- Consigne A
Relevez tous les noms de lieux géographiques (villes, pays, continents) cités dans l'analyse linéaire de « Ma Bohème » ci-dessous, dans leur ordre d'apparition.

- Texte fourni
Ma Bohème Analyse Linéaire
Ma Bohème Analyse Linéaire
Ma Bohème Analyse Linéaire
Arthur Rimbaud est un poète français, une des grandes figures du XIXe siècle, connu dans
le monde entier. C’est un auteur inclassable, qui symbolise l’anticonformisme, la jeunesse et la
révolte : il a rédigé tous ses textes entre 15 et 21 ans, avant de partir explorer l’Europe, puis faire
du commerce en Afrique. Les Cahiers de Douai un ensemble de 22 poèmes, rédigés en 1870,
lorsque l’auteur avait 16 ans ; parti seul et sans le sou à Paris, Rimbaud est alors accueilli à Douai,
dans le nord de la France, par un de ses professeurs, qui le prend sous son aile. C’est l’époque où
il fait des fugues, pour échapper à tout ce qu’il perçoit comme une contrainte, à commencer par
sa ville natale, Charleville et sa mère, une femme sévère qui élève seule ses quatre enfants. « Ma
Bohème » est le 22ème et dernier poème de ce recueil et s’inscrit parfaitement dans cette
thématique ; c’est un sonnet célèbre. Nous verrons quelle image donne Rimbaud de son errance
dans la nature.
Le titre évoque, à lui seul, tout un projet : la bohème désigne un mode de vie, très libre,
au jour le jour et sans se soucier des préoccupations matérielles. L’attention du lecteur est
attirée sur le possessif qui suggère une vision personnelle : le texte a visiblement une dimension
autobiographique. Le sous-titre, « fantaisie » est cohérent avec l’idée de vie de Bohème.
Dans le premier quatrain on trouve de nombreuses marques de première personne du
singulier, comme dans le titre : le poème commence d’ailleurs par un « je » ; on retrouve ce
pronom aux vers 3 et 4, ainsi que les possessifs « mes » ou « mon » ou le pronom « me » dans
« je m’en allais ». Le poète parle de son expérience personnelle. Ce premier verbe renvoie
d’emblée à une thématique majeure chez Rimbaud : le voyage. La tournure pronominale sous-
entend un départ et l’imparfait – qu’on retrouvera d’ailleurs tout au long du texte – sous-entend
une habitude. Aucune destination n’est précisée car ce qui compte, c’est de partir. L’attitude du
jeune marcheur, « les poings dans (ses) poches » suggère, quant à elle, une certaine désinvolture
et, peut-être, une forme d’opposition, voire de révolte (comme le dit l’expression consacrée
« faire le poing dans sa poche »). L’adjectif « crevées », que l’on peut considérer comme une
métaphore, souligne la pauvreté du jeune homme (il est visiblement parti sans rien, ses poches
sont vides et percées). Son « paletot », c’est-à-dire sa veste, est également en piteux état, à tel
point qu’il le qualifie ironiquement d’« idéal ». Le poète se présente comme un petit vagabond
en haillons, mais sa tenue vestimentaire n’a pas l’air de le préoccuper. Le verbe « aller » est
repris au vers 3, pour insister sur l’idée de déplacement : « j’allais » fait écho à « je m’en allais ».

[Entrées de boîtes englobantes]
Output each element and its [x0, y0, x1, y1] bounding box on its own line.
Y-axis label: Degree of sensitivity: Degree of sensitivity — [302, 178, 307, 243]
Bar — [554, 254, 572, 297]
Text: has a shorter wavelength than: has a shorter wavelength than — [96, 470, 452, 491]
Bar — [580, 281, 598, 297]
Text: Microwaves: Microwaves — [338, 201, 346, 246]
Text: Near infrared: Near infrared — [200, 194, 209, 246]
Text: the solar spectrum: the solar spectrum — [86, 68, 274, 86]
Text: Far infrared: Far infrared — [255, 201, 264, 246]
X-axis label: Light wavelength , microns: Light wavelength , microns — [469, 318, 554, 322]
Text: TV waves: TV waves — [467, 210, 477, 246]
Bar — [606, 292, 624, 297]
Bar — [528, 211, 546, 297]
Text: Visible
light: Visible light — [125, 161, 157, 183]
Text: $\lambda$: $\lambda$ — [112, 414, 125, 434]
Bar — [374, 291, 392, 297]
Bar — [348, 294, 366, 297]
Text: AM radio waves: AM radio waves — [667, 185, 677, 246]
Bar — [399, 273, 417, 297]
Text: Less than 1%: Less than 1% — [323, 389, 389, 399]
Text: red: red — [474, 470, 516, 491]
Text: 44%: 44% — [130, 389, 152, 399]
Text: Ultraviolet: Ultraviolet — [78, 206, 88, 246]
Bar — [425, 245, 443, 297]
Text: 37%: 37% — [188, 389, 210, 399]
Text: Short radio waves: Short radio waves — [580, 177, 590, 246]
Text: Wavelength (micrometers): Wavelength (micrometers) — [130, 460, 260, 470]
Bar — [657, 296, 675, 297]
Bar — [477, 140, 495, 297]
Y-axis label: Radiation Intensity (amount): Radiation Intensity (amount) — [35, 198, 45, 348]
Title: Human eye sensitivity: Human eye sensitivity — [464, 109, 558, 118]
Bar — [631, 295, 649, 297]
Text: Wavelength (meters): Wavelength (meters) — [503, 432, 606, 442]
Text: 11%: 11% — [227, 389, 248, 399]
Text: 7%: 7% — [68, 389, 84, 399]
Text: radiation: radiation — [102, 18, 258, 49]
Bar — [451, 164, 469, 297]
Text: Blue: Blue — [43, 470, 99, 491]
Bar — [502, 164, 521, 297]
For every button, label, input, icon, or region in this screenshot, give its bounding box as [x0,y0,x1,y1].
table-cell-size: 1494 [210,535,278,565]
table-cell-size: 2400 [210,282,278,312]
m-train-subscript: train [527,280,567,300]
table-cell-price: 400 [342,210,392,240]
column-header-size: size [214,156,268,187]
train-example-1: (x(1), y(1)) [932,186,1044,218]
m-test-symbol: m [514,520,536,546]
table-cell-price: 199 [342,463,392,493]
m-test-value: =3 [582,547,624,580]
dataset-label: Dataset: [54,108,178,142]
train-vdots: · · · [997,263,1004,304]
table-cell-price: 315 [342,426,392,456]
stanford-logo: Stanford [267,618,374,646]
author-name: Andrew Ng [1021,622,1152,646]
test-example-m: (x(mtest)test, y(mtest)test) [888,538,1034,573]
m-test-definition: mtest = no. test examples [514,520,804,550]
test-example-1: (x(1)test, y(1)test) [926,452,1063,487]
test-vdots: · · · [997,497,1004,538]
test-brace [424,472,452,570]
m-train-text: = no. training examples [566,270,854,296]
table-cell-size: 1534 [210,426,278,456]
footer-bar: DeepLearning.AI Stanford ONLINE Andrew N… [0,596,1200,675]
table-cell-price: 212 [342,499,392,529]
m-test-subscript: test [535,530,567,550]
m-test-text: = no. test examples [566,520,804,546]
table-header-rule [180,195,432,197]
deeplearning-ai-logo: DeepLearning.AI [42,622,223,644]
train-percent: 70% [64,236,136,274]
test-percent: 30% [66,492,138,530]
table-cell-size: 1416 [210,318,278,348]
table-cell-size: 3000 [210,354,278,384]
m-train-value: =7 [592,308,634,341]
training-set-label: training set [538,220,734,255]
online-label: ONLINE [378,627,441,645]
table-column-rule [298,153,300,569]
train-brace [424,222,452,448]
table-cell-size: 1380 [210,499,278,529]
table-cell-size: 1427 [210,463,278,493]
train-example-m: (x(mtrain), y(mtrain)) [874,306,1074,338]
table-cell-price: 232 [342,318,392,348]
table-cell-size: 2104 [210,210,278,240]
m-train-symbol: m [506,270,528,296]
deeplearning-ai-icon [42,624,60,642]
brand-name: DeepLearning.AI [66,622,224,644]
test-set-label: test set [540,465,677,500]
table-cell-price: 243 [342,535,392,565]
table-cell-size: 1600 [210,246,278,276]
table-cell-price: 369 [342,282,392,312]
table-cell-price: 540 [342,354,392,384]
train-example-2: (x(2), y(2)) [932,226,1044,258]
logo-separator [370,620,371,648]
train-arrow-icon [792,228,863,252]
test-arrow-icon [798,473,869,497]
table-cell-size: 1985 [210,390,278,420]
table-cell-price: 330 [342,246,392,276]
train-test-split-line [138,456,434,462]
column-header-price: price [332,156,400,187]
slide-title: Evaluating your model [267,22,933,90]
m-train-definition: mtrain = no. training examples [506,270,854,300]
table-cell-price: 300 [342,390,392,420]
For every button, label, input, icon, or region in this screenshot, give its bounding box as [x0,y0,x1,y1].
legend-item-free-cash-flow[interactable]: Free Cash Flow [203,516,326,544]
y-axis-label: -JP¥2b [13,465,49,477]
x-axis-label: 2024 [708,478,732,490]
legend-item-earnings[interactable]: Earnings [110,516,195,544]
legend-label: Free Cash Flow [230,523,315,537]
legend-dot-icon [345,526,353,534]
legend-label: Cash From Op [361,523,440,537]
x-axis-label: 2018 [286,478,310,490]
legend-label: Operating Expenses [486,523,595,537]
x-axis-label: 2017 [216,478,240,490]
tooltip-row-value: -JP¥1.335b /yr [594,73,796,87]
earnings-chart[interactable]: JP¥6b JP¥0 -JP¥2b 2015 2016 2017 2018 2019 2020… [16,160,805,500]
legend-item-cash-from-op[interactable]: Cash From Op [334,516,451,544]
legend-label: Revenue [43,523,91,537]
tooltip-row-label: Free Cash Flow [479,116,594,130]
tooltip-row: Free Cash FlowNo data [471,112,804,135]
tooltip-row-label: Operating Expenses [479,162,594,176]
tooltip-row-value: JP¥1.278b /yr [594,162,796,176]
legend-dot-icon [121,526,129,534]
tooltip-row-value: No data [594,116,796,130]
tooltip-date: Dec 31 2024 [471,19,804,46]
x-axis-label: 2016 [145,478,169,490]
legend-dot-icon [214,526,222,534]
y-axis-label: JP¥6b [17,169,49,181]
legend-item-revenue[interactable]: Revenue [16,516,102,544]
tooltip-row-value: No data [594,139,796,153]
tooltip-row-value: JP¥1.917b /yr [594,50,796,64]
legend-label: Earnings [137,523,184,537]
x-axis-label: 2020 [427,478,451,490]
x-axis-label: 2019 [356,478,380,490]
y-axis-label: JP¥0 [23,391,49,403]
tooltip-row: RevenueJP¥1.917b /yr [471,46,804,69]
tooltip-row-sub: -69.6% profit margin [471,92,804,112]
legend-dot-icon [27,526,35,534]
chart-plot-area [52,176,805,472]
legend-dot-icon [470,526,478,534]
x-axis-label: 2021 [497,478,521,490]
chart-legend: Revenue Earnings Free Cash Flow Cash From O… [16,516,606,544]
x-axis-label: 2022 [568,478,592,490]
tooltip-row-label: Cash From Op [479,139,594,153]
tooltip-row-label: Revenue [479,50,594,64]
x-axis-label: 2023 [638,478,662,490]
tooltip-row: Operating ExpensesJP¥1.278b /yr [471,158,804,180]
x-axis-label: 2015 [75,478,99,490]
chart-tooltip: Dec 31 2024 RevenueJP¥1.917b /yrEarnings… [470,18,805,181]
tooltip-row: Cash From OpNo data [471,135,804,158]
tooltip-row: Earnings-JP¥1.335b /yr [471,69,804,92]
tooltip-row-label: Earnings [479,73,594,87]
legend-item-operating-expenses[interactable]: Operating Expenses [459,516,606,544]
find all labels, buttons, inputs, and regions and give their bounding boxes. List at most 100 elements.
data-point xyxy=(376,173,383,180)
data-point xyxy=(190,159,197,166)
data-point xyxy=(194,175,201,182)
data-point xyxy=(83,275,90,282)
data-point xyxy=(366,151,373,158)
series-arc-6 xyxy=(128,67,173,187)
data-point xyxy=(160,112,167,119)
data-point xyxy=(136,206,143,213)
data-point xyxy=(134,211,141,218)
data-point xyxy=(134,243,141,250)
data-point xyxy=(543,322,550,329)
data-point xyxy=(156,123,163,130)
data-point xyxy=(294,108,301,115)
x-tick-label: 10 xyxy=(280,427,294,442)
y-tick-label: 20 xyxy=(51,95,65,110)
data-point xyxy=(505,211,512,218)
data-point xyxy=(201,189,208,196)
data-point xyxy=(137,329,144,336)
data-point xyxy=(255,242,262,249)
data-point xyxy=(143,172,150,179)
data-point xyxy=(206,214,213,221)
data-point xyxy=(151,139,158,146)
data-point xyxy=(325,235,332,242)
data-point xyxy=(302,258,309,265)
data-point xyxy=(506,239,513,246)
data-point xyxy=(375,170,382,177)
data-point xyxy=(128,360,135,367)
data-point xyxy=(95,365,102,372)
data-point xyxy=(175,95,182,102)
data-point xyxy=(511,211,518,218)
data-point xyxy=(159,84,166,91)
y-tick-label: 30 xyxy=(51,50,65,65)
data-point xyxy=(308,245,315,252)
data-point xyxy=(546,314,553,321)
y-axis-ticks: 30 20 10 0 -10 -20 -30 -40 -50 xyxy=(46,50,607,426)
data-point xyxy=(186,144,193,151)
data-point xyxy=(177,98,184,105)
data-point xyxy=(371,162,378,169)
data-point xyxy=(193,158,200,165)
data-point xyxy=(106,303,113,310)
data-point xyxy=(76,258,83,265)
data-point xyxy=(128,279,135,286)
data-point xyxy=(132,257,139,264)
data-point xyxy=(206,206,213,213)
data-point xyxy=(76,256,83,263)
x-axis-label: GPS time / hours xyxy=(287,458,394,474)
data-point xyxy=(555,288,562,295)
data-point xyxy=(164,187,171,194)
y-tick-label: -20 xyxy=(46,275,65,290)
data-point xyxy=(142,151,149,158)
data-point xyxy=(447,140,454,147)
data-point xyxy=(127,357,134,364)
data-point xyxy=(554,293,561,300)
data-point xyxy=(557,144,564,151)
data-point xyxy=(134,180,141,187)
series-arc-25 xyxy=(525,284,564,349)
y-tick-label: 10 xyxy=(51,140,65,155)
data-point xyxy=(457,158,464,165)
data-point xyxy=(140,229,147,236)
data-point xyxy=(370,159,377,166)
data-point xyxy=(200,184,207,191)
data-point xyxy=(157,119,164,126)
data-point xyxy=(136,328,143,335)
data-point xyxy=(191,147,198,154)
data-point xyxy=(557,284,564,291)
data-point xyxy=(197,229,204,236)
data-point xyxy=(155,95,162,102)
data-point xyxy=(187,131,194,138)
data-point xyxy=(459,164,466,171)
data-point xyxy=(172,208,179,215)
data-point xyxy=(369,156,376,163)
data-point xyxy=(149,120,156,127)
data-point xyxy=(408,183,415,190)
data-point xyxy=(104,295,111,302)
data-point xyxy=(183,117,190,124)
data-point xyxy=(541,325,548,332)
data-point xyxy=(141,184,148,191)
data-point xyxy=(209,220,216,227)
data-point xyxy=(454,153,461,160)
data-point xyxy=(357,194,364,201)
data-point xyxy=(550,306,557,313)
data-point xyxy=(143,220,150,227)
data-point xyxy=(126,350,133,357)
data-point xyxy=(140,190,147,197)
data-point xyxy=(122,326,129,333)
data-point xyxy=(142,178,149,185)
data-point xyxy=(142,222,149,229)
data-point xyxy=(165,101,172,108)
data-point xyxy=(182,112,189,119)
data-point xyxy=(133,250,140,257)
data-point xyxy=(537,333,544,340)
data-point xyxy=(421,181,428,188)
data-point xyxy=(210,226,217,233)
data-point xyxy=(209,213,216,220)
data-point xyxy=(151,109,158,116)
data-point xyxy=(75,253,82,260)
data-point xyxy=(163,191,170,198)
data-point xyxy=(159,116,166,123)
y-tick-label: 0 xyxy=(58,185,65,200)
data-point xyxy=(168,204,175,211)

- Consigne B
Relevez chaque ligne des enregistrements contenant la chaîne « item », en respectant la casse.

- Résultat final A
- Europe
- Afrique
- Douai
- Paris
- France
- Charleville

- Résultat final B
legend-item-free-cash-flow[interactable]: Free Cash Flow [203,516,326,544]
legend-item-earnings[interactable]: Earnings [110,516,195,544]
legend-item-cash-from-op[interactable]: Cash From Op [334,516,451,544]
legend-item-revenue[interactable]: Revenue [16,516,102,544]
legend-item-operating-expenses[interactable]: Operating Expenses [459,516,606,544]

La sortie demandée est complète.